- **TEXT SEGMENT**:
----------
I noticed a lot of my blogs lately have been...advice post. I have no problem giving advice, but that was never the intent of my blog. My blog was suppose to feel like a journal, but also being able to help my readers out, so I'm going to go back to that. I may have some advice-like blog posts, but I really want to stick with my roots. So I have two very special topics I want to talk about, and thanks to the power of Twitter polls, I'll be talking about the one that won today and the other one another day.

As the title states, I'll be talking about self love. For me, self love is the most important topic ever. It's something I work on every single day, it's something I am passionate about, and it's something I want everyone to have. My journey to self love has started in the beginning of 2014. That year, as I've stated in many blog post, was a struggling, harmful, and scary year for me, but it's the year that I dedicated myself to finding self love.

As a single 26 year old (by choice of course, not the age part sadly), it can be hard to see so many people my age or around my age happy and in love with other people. They're either dating, in committed relationships, engaged, or married. It's tough for me, because I also fight with jealousy. If there's one thing about myself I want to continue working on is my jealously. I get so jealous of those people. 'Why do they get to be happy with someone else?', 'Why can't I have that?', and, 'I wish someone loved me as much as those people love them'. 

When those thoughts pop up, I think back to my dark thoughts, or my other self. If you want to know what I'm referencing, definitely take a read into my blog post here. My jealously, society, and my surrounding have tried making me believe that without a significant other, I am nothing. If you're not married at a certain age, if you're not engage at a certain age, or if you're still single and in your late 20's, you're nothing. You're useless, you're pathetic, you're unwanted. You know how awful it is to live in that mentality? It's a destructive one, that's for sure.
----------
- **EXTRACTED DATA**:
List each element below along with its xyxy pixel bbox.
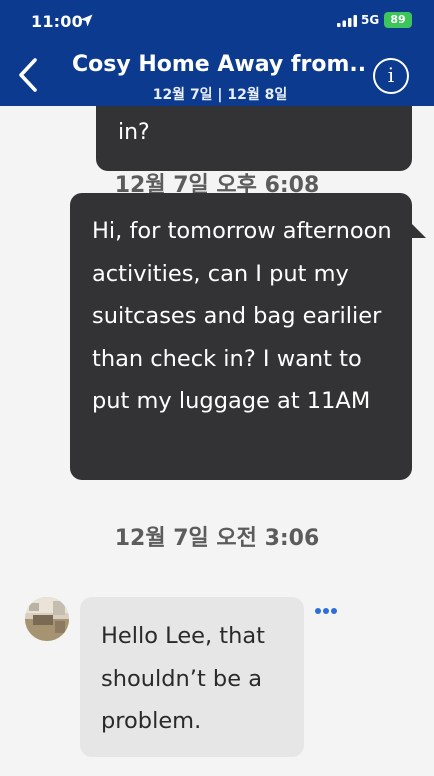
host-avatar[interactable]	[25, 597, 69, 641]
signal-icon	[337, 15, 357, 27]
received-message-text: Hello Lee, that shouldn’t be a problem.	[101, 623, 266, 734]
chat-screen: in? 12월 7일 오후 6:08 Hi, for tomorrow afte…	[0, 0, 434, 776]
reservation-dates: 12월 7일 | 12월 8일	[152, 87, 288, 103]
back-chevron-icon[interactable]	[12, 55, 46, 95]
message-timestamp: 12월 7일 오후 6:08	[114, 173, 320, 194]
network-type: 5G	[361, 13, 380, 27]
avatar-photo	[25, 597, 69, 641]
info-icon[interactable]: i	[373, 58, 409, 94]
listing-title[interactable]: Cosy Home Away from...	[72, 52, 368, 77]
chat-header: 11:00 5G 89 Cosy Home Away from... 12월 7…	[0, 0, 434, 106]
status-bar: 11:00 5G 89	[0, 0, 434, 40]
battery-indicator: 89	[384, 12, 412, 28]
message-timestamp: 12월 7일 오전 3:06	[114, 526, 320, 551]
status-time: 11:00	[31, 12, 83, 31]
sent-message-text: in?	[118, 120, 150, 145]
sent-message-text: Hi, for tomorrow afternoon activities, c…	[92, 218, 392, 414]
received-message-bubble: Hello Lee, that shouldn’t be a problem.	[80, 597, 304, 757]
location-arrow-icon	[80, 14, 93, 27]
more-options-icon[interactable]	[312, 603, 340, 619]
bubble-tail	[408, 220, 426, 238]
sent-message-bubble: Hi, for tomorrow afternoon activities, c…	[70, 193, 412, 480]
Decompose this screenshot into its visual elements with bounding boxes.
----------
- **REQUIREMENT**: In the blog post on self love, when did the writer's journey to self love begin?

- **EXPECTED ANSWER**: At the beginning of 2014.